··· Selected extract

Friday, 21 October 2022

the Prehistory of the Far Side

This book by Gary Larson is a highly interesting account of how he came to be one of the most highly-respectly and widely-syndicated comic artists of the late 20th-century (see for proof, the books of respective galleries one, two, three and four - as example).

   The first third of the book is a fairly sketchy but endearing autobiography of how Gary grew up with a fascination for nature, all its oddness and darkness; while also having a fairly odd and dark sense of humour - and naturally these things came together. He includes a few scans of drawings he did as a kid, several of which are fairly horrifyingly graphic - but you can see where the roots of the comic he become famous for came from. It's illuminating to say the least.

······

• What you are asked to do: Can you copy, word for word, the part of the Far Side book review that opens with the words containing "Friday, 21 October" and closes with "say the least."?

··· Supplied data

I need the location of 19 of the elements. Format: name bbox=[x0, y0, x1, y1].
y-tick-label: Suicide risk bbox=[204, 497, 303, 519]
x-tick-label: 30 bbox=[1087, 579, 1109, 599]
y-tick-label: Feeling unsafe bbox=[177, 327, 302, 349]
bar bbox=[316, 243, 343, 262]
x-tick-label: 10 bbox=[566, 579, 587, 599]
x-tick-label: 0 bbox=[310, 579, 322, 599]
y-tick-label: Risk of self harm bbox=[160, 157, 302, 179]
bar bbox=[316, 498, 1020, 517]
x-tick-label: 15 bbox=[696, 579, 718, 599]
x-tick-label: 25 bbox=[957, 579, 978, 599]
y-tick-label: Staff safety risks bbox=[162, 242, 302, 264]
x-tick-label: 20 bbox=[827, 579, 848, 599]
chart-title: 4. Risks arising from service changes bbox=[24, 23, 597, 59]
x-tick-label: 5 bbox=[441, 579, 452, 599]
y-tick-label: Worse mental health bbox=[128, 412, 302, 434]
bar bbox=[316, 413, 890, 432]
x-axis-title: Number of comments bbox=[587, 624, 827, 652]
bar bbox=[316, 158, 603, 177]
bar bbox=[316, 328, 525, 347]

······

• The output:
Friday, 21 October 2022

the Prehistory of the Far Side

This book by Gary Larson is a highly interesting account of how he came to be one of the most highly-respectly and widely-syndicated comic artists of the late 20th-century (see for proof, the books of respective galleries one, two, three and four - as example).

   The first third of the book is a fairly sketchy but endearing autobiography of how Gary grew up with a fascination for nature, all its oddness and darkness; while also having a fairly odd and dark sense of humour - and naturally these things came together. He includes a few scans of drawings he did as a kid, several of which are fairly horrifyingly graphic - but you can see where the roots of the comic he become famous for came from. It's illuminating to say the least.